_AIM OF THE EXERCISE_: Determine the number of lines holding the word "JSON"; answer with that number only.

===== ENTRIES SUPPLIED

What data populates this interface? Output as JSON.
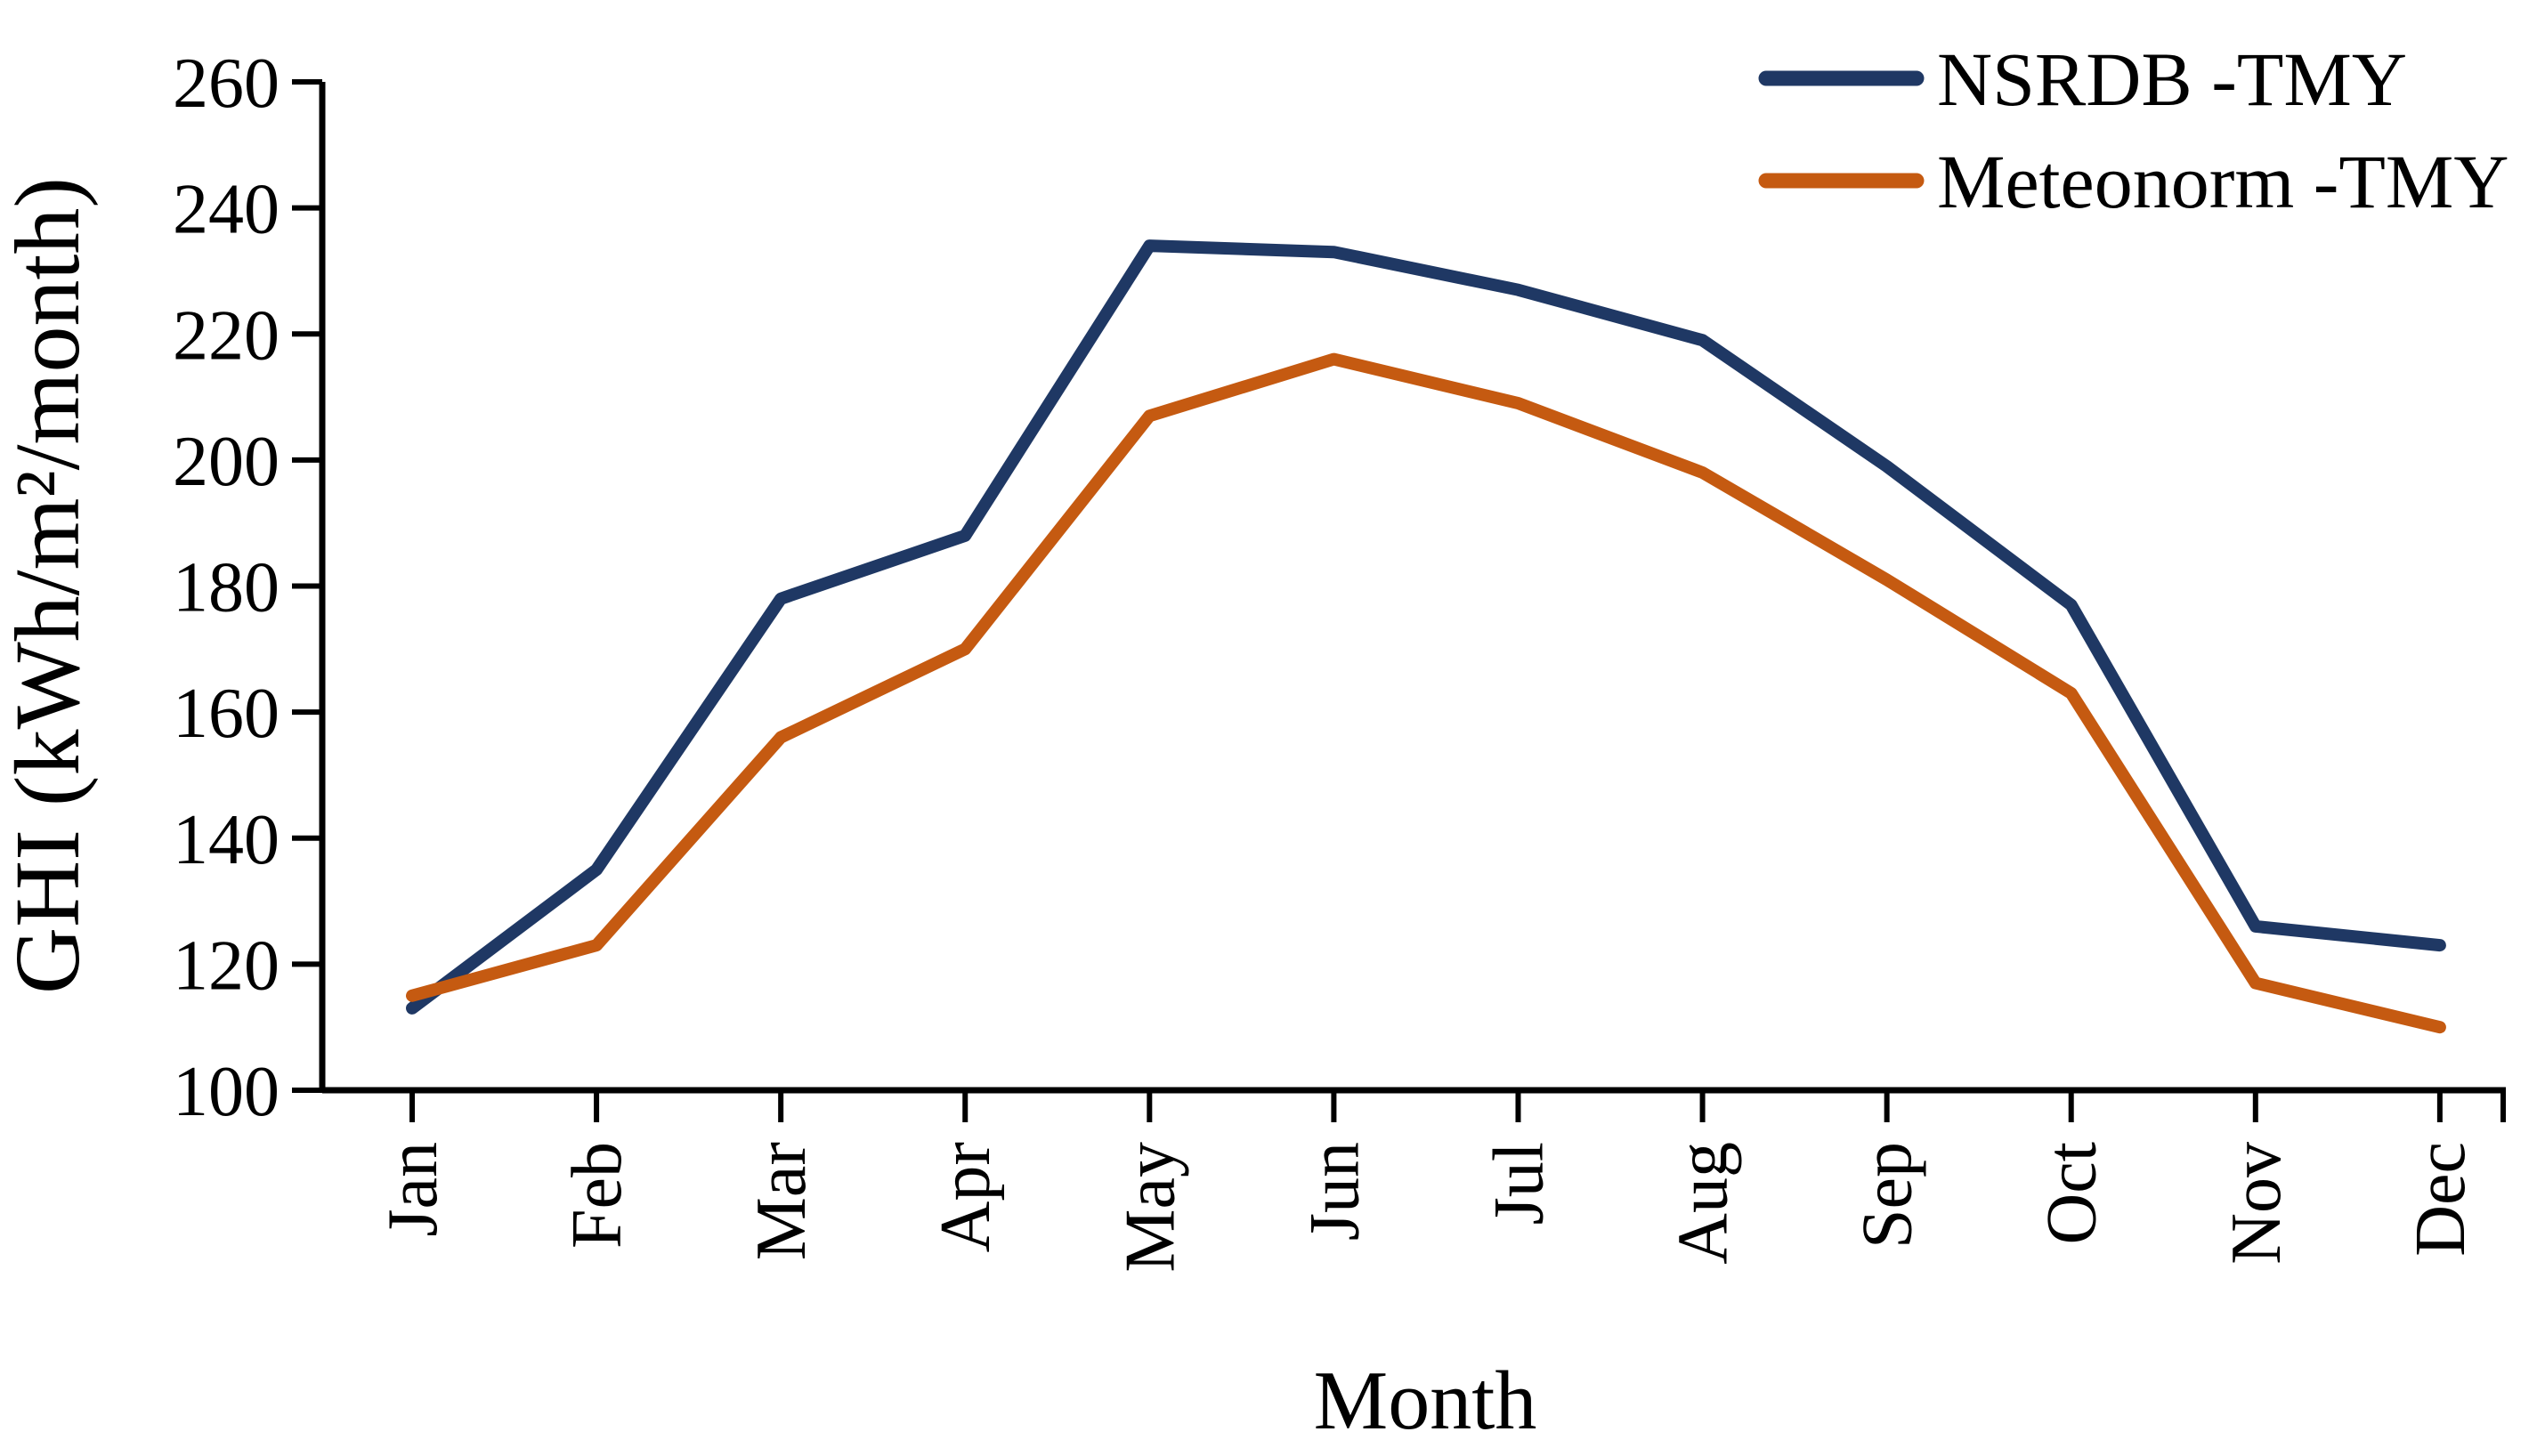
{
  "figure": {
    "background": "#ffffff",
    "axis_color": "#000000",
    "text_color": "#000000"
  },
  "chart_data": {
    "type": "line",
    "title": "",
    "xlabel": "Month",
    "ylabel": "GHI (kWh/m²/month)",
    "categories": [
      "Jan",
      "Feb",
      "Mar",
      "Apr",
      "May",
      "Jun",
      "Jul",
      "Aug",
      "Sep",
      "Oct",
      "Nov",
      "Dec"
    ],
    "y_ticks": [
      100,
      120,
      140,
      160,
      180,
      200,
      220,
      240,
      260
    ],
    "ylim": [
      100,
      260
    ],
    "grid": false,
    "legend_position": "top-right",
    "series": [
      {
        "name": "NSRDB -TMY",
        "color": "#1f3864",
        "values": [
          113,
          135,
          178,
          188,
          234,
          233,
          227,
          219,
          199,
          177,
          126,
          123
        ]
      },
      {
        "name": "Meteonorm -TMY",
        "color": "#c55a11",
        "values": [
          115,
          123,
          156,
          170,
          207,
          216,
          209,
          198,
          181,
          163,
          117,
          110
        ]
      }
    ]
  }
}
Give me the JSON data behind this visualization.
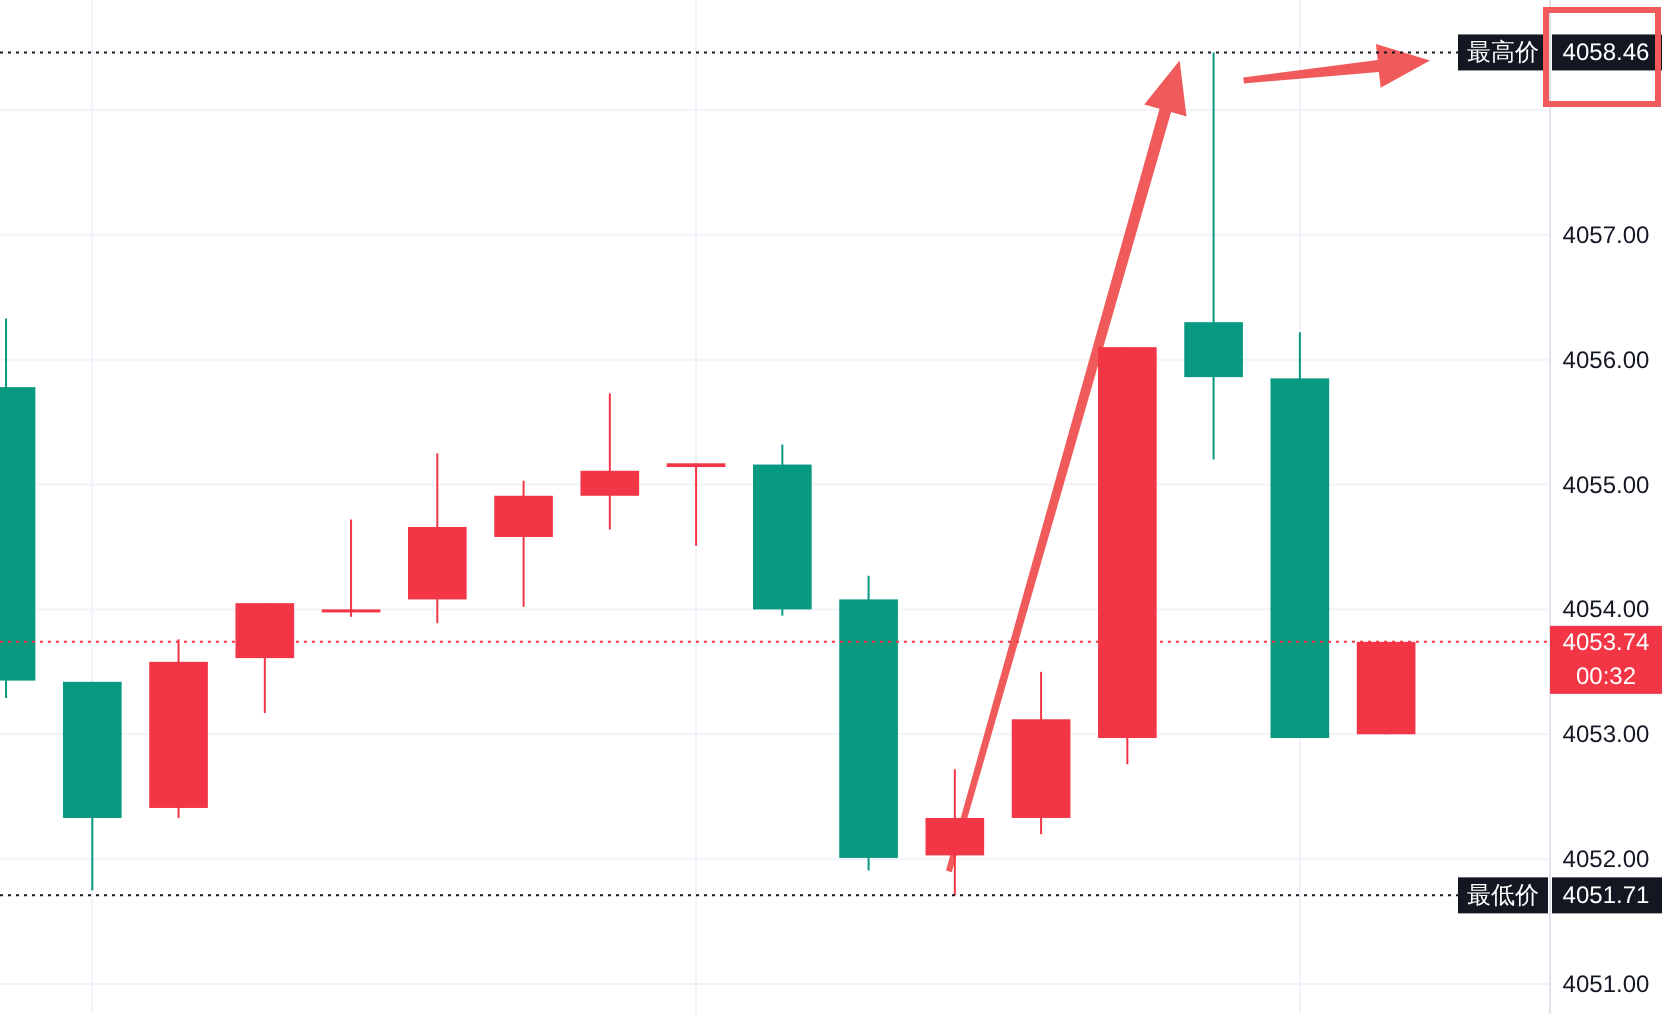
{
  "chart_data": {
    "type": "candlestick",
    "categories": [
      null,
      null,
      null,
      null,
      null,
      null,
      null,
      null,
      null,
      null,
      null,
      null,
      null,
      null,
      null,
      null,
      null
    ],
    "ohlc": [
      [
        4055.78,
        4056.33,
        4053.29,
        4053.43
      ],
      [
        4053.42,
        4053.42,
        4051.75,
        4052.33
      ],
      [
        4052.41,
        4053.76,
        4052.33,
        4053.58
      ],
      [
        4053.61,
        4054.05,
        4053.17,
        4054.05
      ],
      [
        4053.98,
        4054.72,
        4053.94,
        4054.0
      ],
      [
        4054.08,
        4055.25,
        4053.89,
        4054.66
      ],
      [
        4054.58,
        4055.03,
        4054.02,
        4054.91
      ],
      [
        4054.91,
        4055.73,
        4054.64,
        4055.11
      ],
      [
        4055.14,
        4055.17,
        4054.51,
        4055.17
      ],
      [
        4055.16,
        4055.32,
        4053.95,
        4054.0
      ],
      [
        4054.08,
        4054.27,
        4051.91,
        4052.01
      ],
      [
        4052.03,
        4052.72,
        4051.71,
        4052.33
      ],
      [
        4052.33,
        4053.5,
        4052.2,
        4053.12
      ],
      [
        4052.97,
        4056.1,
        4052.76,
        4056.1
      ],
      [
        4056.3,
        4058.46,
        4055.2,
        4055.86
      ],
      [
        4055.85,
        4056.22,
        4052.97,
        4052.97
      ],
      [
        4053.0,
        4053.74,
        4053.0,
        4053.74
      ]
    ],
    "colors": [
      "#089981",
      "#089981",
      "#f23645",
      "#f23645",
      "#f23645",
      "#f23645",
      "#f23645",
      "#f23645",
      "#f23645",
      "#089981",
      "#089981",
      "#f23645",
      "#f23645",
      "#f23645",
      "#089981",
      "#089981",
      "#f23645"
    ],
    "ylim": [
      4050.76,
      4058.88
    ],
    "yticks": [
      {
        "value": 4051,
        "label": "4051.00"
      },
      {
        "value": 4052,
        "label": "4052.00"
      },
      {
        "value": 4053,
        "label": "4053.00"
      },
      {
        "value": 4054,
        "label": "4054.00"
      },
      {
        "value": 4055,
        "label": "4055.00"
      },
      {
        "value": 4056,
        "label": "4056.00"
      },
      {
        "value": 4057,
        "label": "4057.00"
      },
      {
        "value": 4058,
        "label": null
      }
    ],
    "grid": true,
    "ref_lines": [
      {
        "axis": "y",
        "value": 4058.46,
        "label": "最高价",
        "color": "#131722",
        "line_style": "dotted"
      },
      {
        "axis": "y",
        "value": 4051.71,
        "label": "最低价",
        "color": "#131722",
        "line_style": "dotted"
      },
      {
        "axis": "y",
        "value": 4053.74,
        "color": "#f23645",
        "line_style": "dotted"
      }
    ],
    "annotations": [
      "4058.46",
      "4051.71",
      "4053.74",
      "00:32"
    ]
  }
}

==========

_EXERCISE RESULT_: 2